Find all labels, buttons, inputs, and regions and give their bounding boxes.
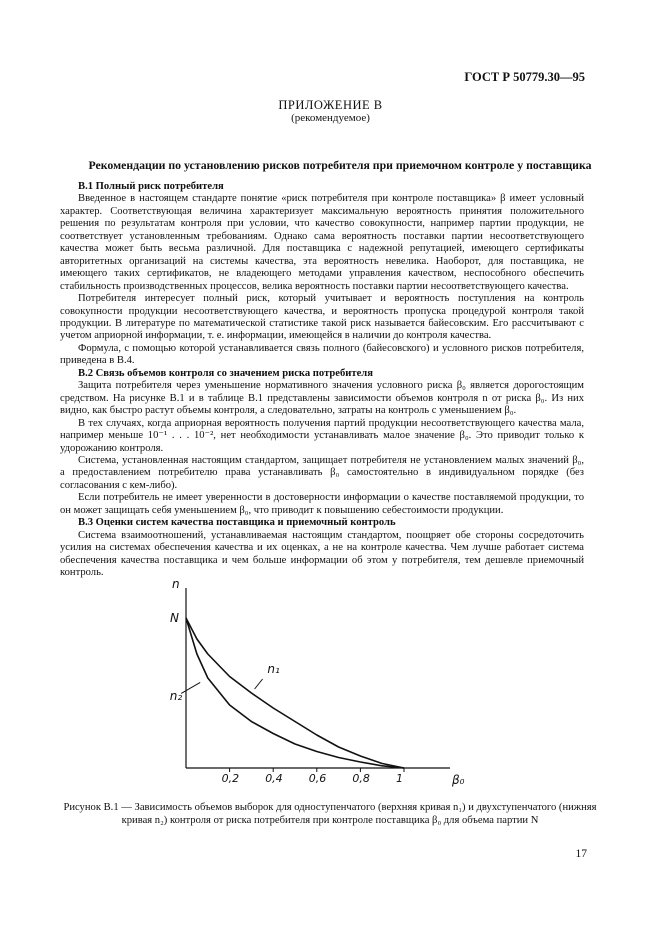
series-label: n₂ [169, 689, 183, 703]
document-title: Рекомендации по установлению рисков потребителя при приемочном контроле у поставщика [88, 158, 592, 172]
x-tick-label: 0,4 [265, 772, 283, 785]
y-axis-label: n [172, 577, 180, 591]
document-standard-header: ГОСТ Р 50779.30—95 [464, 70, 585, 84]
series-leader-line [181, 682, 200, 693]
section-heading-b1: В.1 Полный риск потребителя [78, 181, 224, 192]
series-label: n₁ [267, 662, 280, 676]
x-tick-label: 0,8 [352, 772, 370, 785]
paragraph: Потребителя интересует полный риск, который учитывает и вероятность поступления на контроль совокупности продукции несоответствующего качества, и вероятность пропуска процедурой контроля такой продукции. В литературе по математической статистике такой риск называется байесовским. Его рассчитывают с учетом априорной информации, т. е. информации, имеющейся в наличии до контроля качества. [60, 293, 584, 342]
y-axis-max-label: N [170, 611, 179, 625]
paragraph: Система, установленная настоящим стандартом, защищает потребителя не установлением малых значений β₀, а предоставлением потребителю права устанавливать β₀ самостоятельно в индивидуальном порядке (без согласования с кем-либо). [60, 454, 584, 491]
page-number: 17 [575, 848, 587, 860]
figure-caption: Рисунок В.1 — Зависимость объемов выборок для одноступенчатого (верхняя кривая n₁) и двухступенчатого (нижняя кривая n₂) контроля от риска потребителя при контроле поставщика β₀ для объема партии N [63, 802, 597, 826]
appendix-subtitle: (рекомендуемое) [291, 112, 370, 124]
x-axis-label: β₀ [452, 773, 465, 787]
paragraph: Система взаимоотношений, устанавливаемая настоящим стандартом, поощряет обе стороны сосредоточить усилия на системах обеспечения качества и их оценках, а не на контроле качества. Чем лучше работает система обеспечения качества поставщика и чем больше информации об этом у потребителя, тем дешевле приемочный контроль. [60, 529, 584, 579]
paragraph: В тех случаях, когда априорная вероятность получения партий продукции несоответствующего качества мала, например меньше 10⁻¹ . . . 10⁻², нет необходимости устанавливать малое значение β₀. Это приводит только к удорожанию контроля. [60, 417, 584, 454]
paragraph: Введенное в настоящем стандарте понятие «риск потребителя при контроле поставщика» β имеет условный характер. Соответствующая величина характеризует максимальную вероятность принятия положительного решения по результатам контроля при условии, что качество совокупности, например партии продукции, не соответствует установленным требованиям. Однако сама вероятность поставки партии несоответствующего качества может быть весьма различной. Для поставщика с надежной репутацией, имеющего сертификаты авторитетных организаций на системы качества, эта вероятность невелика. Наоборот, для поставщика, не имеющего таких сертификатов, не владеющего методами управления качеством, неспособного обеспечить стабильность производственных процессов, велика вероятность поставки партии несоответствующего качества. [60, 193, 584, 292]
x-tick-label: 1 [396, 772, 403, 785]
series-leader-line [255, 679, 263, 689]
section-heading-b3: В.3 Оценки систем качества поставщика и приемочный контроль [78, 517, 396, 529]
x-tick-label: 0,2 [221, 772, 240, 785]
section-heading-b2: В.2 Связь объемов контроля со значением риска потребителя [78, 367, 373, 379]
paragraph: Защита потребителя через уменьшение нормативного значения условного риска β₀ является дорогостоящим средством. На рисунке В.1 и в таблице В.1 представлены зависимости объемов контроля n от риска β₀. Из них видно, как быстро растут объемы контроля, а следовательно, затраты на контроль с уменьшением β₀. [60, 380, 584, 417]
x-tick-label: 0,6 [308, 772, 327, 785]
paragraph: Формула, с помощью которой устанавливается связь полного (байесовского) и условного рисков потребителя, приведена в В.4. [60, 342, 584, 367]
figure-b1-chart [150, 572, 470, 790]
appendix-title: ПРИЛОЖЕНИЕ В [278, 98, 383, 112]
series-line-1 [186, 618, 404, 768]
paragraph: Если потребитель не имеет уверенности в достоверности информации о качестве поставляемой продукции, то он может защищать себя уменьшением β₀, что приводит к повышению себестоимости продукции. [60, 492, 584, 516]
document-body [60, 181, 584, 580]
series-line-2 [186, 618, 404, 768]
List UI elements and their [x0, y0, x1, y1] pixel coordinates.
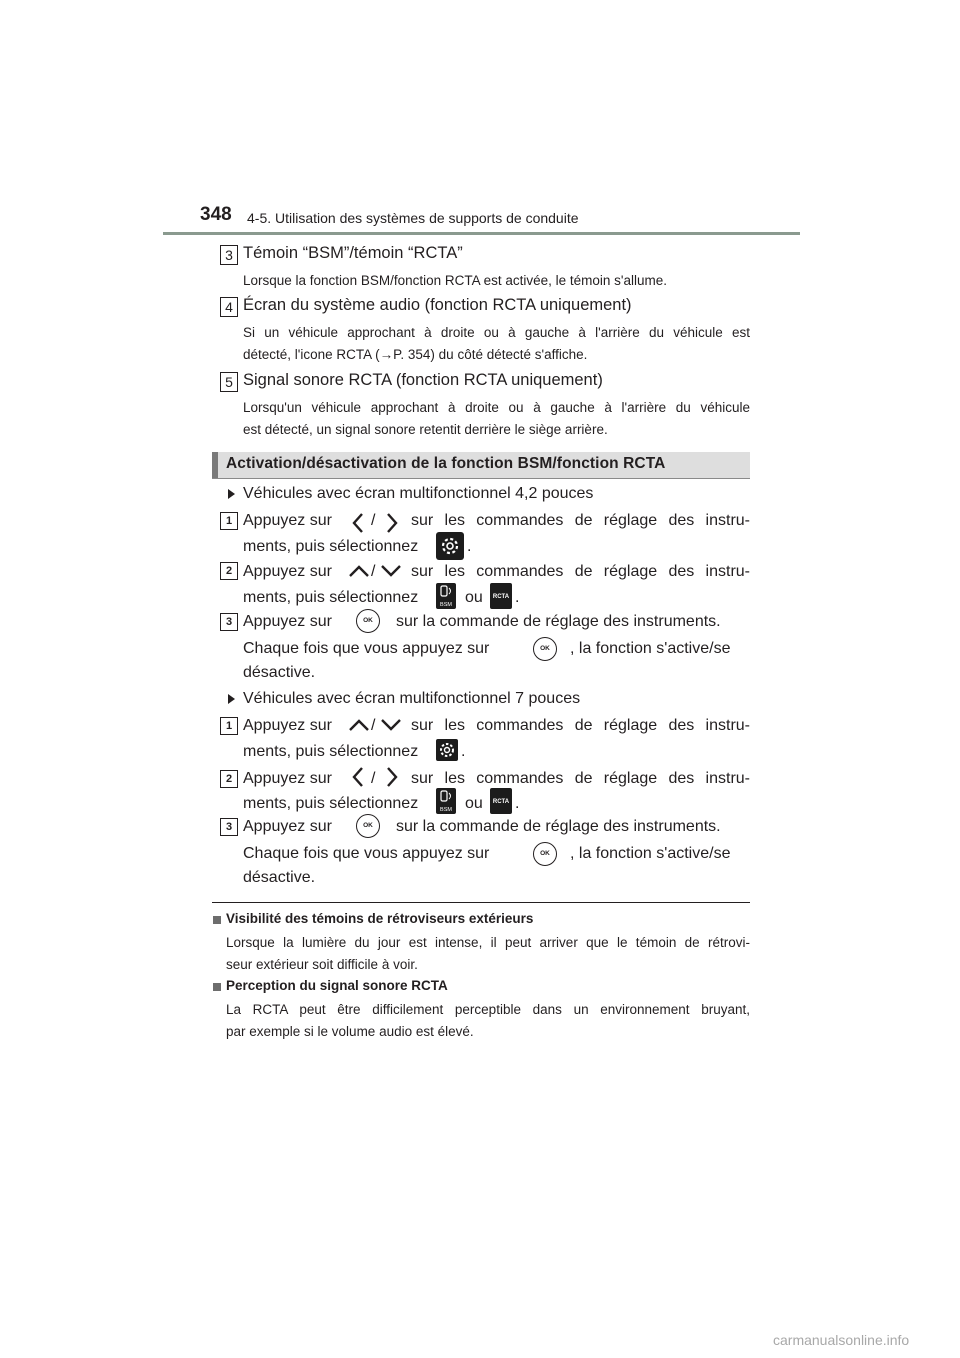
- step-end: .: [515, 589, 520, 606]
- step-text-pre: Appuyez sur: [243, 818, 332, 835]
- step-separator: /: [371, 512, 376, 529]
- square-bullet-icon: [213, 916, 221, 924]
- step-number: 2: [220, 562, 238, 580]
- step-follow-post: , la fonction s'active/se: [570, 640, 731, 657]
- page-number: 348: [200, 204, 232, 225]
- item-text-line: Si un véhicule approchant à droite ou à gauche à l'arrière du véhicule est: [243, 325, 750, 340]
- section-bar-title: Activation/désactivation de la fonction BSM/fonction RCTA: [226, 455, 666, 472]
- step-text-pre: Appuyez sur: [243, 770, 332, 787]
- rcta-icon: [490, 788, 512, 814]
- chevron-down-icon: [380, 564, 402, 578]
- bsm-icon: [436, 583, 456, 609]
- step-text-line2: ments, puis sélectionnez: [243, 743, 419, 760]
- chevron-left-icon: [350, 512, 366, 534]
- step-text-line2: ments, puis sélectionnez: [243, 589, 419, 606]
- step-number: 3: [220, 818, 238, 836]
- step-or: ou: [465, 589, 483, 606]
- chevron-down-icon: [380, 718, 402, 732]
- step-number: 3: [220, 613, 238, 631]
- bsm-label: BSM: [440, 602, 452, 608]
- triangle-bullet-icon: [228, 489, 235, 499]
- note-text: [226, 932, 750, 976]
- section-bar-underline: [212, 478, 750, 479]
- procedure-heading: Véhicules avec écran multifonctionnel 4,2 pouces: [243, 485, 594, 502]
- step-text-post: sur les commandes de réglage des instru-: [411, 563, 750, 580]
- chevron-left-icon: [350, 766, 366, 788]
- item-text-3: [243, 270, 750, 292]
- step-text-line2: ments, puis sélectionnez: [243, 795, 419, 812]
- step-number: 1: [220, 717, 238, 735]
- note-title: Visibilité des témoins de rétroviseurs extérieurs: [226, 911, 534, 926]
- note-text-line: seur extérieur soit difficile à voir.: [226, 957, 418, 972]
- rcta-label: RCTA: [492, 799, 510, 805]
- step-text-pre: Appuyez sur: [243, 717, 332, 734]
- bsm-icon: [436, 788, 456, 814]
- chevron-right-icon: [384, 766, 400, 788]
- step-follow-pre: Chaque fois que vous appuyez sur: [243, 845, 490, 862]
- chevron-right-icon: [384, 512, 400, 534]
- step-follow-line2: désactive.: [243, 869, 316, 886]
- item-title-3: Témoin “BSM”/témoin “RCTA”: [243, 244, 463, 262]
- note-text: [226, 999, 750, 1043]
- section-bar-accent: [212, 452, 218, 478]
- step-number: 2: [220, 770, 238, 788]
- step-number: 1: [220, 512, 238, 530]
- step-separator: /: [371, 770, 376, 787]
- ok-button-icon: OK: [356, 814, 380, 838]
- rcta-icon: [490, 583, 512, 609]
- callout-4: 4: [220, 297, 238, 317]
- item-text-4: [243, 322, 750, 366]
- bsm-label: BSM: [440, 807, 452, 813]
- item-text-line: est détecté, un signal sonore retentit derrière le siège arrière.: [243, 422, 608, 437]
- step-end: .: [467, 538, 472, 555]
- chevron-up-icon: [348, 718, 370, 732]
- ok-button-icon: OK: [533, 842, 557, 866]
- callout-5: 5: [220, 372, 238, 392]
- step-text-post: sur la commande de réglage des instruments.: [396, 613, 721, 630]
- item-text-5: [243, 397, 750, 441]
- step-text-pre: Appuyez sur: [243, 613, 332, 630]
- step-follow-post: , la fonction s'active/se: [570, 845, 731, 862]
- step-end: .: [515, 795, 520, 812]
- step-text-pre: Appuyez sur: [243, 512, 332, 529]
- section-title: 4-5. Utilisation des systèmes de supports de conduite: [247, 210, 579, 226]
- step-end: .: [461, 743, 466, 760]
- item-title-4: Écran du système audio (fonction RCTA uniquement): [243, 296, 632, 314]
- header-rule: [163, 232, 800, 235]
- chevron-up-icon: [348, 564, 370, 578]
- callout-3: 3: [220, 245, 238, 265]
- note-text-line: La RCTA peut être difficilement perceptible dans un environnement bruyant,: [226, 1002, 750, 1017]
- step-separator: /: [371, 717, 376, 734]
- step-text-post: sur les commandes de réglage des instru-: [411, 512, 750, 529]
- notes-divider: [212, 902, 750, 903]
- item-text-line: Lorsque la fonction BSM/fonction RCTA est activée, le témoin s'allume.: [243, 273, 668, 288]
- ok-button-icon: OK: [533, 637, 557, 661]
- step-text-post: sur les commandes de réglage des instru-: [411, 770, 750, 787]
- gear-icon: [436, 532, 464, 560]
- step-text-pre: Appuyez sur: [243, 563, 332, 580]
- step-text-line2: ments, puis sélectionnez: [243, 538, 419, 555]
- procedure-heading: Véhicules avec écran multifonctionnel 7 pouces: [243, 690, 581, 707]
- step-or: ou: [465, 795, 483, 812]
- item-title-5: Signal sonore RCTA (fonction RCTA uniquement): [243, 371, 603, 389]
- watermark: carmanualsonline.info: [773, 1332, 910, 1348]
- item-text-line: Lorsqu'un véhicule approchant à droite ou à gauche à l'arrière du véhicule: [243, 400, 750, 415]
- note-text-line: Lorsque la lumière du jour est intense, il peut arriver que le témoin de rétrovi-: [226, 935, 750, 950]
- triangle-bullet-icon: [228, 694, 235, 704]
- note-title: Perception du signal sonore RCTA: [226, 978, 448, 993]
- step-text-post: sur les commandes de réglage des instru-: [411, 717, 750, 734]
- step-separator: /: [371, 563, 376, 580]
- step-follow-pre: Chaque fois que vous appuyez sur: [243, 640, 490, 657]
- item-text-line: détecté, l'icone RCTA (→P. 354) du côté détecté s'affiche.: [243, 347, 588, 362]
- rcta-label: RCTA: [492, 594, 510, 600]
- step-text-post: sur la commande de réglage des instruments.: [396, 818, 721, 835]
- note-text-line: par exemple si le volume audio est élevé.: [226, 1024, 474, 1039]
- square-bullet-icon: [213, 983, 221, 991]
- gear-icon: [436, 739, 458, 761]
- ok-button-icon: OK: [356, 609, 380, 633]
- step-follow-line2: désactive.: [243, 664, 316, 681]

* TASK OBJECTIVE: Output the lines of the material as a JSON list of strings, one per line and omitting any blank lines, starting at the line containing "series-label: n₂ [169, 689, 183, 703]" and ending at the line containing "series-leader-line [181, 682, 200, 693]", both included.

* TASK OUTPUT:
[
  "series-label: n₂ [169, 689, 183, 703]",
  "document-title: Рекомендации по установлению рисков потребителя при приемочном контроле у поставщика [88, 158, 592, 172]",
  "x-tick-label: 0,4 [265, 772, 283, 785]",
  "y-axis-label: n [172, 577, 180, 591]",
  "document-standard-header: ГОСТ Р 50779.30—95 [464, 70, 585, 84]",
  "series-leader-line [181, 682, 200, 693]"
]